Entries from a dataset:

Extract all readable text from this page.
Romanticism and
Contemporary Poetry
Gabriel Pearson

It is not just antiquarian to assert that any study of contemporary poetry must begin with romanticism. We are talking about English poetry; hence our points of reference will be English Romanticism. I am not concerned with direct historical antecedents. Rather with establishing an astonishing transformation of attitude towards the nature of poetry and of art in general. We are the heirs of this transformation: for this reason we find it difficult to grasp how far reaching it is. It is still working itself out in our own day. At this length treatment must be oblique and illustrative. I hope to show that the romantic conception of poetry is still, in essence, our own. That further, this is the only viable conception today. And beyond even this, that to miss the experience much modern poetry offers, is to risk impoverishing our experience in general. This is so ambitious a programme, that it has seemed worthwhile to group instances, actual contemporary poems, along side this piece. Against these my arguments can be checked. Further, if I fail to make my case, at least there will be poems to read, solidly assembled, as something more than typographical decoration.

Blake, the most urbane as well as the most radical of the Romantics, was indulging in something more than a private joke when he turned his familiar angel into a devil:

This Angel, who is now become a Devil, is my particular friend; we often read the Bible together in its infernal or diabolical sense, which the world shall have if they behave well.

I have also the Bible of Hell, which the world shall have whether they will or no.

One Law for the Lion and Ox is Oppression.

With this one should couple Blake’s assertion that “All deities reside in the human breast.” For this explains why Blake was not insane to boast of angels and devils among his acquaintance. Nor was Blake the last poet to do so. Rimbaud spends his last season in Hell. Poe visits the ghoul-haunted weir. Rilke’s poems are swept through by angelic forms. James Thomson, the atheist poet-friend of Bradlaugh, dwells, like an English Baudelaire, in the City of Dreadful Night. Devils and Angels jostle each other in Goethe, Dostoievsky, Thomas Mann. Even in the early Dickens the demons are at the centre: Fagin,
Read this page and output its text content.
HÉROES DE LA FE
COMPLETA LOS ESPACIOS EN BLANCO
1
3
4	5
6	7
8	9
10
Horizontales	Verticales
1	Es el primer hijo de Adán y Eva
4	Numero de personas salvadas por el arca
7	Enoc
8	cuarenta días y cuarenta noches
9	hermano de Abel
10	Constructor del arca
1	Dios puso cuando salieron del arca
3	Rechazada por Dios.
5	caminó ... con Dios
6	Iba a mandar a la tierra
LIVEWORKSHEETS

(What the task asks) Extract each line from the listing above, please, and repeat it exactly.

(Solution to this exercise)
Extract all readable text from this page.
Romanticism and
Contemporary Poetry
Gabriel Pearson

It is not just antiquarian to assert that any study of contemporary poetry must begin with romanticism. We are talking about English poetry; hence our points of reference will be English Romanticism. I am not concerned with direct historical antecedents. Rather with establishing an astonishing transformation of attitude towards the nature of poetry and of art in general. We are the heirs of this transformation: for this reason we find it difficult to grasp how far reaching it is. It is still working itself out in our own day. At this length treatment must be oblique and illustrative. I hope to show that the romantic conception of poetry is still, in essence, our own. That further, this is the only viable conception today. And beyond even this, that to miss the experience much modern poetry offers, is to risk impoverishing our experience in general. This is so ambitious a programme, that it has seemed worthwhile to group instances, actual contemporary poems, along side this piece. Against these my arguments can be checked. Further, if I fail to make my case, at least there will be poems to read, solidly assembled, as something more than typographical decoration.

Blake, the most urbane as well as the most radical of the Romantics, was indulging in something more than a private joke when he turned his familiar angel into a devil:

This Angel, who is now become a Devil, is my particular friend; we often read the Bible together in its infernal or diabolical sense, which the world shall have if they behave well.

I have also the Bible of Hell, which the world shall have whether they will or no.

One Law for the Lion and Ox is Oppression.

With this one should couple Blake’s assertion that “All deities reside in the human breast.” For this explains why Blake was not insane to boast of angels and devils among his acquaintance. Nor was Blake the last poet to do so. Rimbaud spends his last season in Hell. Poe visits the ghoul-haunted weir. Rilke’s poems are swept through by angelic forms. James Thomson, the atheist poet-friend of Bradlaugh, dwells, like an English Baudelaire, in the City of Dreadful Night. Devils and Angels jostle each other in Goethe, Dostoievsky, Thomas Mann. Even in the early Dickens the demons are at the centre: Fagin,
Read this page and output its text content.
HÉROES DE LA FE
COMPLETA LOS ESPACIOS EN BLANCO
1
3
4	5
6	7
8	9
10
Horizontales	Verticales
1	Es el primer hijo de Adán y Eva
4	Numero de personas salvadas por el arca
7	Enoc
8	cuarenta días y cuarenta noches
9	hermano de Abel
10	Constructor del arca
1	Dios puso cuando salieron del arca
3	Rechazada por Dios.
5	caminó ... con Dios
6	Iba a mandar a la tierra
LIVEWORKSHEETS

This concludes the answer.